Problem: Will you transcribe all the entries word for word, skipping the pictures they hold?

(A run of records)
- - - - -

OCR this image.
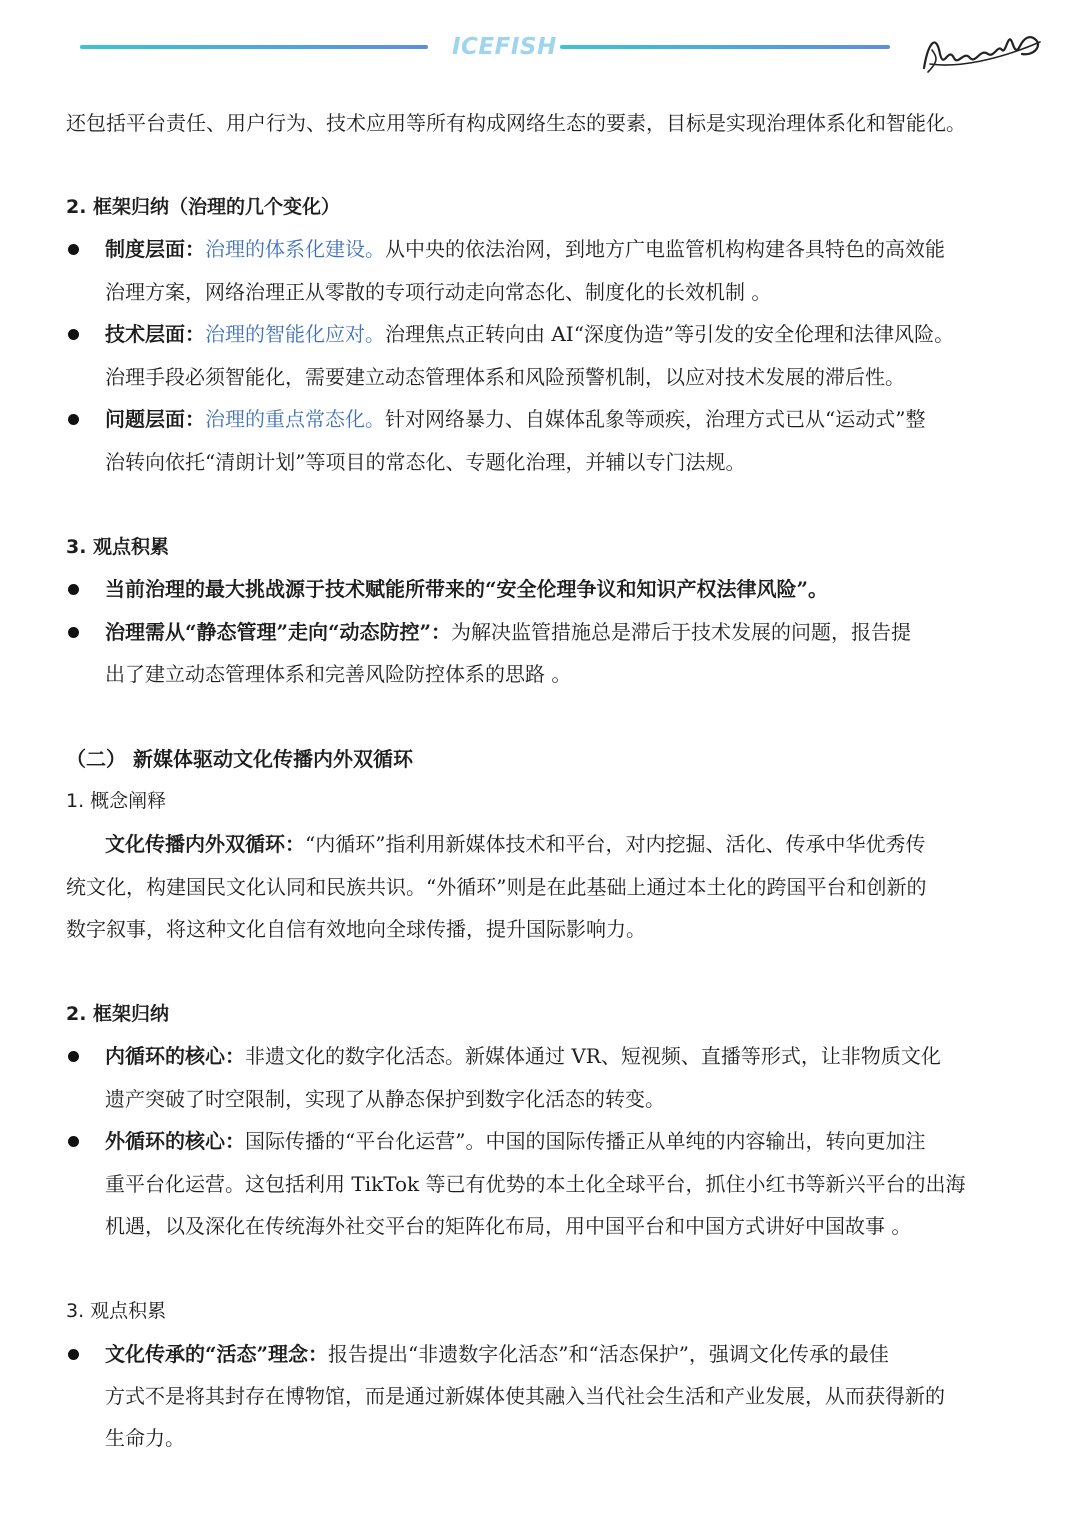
ICEFISH
还包括平台责任、用户行为、技术应用等所有构成网络生态的要素，目标是实现治理体系化和智能化。
2. 框架归纳（治理的几个变化）
制度层面：治理的体系化建设。从中央的依法治网，到地方广电监管机构构建各具特色的高效能
治理方案，网络治理正从零散的专项行动走向常态化、制度化的长效机制 。
技术层面：治理的智能化应对。治理焦点正转向由 AI“深度伪造”等引发的安全伦理和法律风险。
治理手段必须智能化，需要建立动态管理体系和风险预警机制，以应对技术发展的滞后性。
问题层面：治理的重点常态化。针对网络暴力、自媒体乱象等顽疾，治理方式已从“运动式”整
治转向依托“清朗计划”等项目的常态化、专题化治理，并辅以专门法规。
3. 观点积累
当前治理的最大挑战源于技术赋能所带来的“安全伦理争议和知识产权法律风险”。
治理需从“静态管理”走向“动态防控”：为解决监管措施总是滞后于技术发展的问题，报告提
出了建立动态管理体系和完善风险防控体系的思路 。
（二） 新媒体驱动文化传播内外双循环
1. 概念阐释
文化传播内外双循环：“内循环”指利用新媒体技术和平台，对内挖掘、活化、传承中华优秀传
统文化，构建国民文化认同和民族共识。“外循环”则是在此基础上通过本土化的跨国平台和创新的
数字叙事，将这种文化自信有效地向全球传播，提升国际影响力。
2. 框架归纳
内循环的核心：非遗文化的数字化活态。新媒体通过 VR、短视频、直播等形式，让非物质文化
遗产突破了时空限制，实现了从静态保护到数字化活态的转变。
外循环的核心：国际传播的“平台化运营”。中国的国际传播正从单纯的内容输出，转向更加注
重平台化运营。这包括利用 TikTok 等已有优势的本土化全球平台，抓住小红书等新兴平台的出海
机遇，以及深化在传统海外社交平台的矩阵化布局，用中国平台和中国方式讲好中国故事 。
3. 观点积累
文化传承的“活态”理念：报告提出“非遗数字化活态”和“活态保护”，强调文化传承的最佳
方式不是将其封存在博物馆，而是通过新媒体使其融入当代社会生活和产业发展，从而获得新的
生命力。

- - - - -

Result:
OCR this image.
ICEFISH
还包括平台责任、用户行为、技术应用等所有构成网络生态的要素，目标是实现治理体系化和智能化。
2. 框架归纳（治理的几个变化）
制度层面：治理的体系化建设。从中央的依法治网，到地方广电监管机构构建各具特色的高效能
治理方案，网络治理正从零散的专项行动走向常态化、制度化的长效机制 。
技术层面：治理的智能化应对。治理焦点正转向由 AI“深度伪造”等引发的安全伦理和法律风险。
治理手段必须智能化，需要建立动态管理体系和风险预警机制，以应对技术发展的滞后性。
问题层面：治理的重点常态化。针对网络暴力、自媒体乱象等顽疾，治理方式已从“运动式”整
治转向依托“清朗计划”等项目的常态化、专题化治理，并辅以专门法规。
3. 观点积累
当前治理的最大挑战源于技术赋能所带来的“安全伦理争议和知识产权法律风险”。
治理需从“静态管理”走向“动态防控”：为解决监管措施总是滞后于技术发展的问题，报告提
出了建立动态管理体系和完善风险防控体系的思路 。
（二） 新媒体驱动文化传播内外双循环
1. 概念阐释
文化传播内外双循环：“内循环”指利用新媒体技术和平台，对内挖掘、活化、传承中华优秀传
统文化，构建国民文化认同和民族共识。“外循环”则是在此基础上通过本土化的跨国平台和创新的
数字叙事，将这种文化自信有效地向全球传播，提升国际影响力。
2. 框架归纳
内循环的核心：非遗文化的数字化活态。新媒体通过 VR、短视频、直播等形式，让非物质文化
遗产突破了时空限制，实现了从静态保护到数字化活态的转变。
外循环的核心：国际传播的“平台化运营”。中国的国际传播正从单纯的内容输出，转向更加注
重平台化运营。这包括利用 TikTok 等已有优势的本土化全球平台，抓住小红书等新兴平台的出海
机遇，以及深化在传统海外社交平台的矩阵化布局，用中国平台和中国方式讲好中国故事 。
3. 观点积累
文化传承的“活态”理念：报告提出“非遗数字化活态”和“活态保护”，强调文化传承的最佳
方式不是将其封存在博物馆，而是通过新媒体使其融入当代社会生活和产业发展，从而获得新的
生命力。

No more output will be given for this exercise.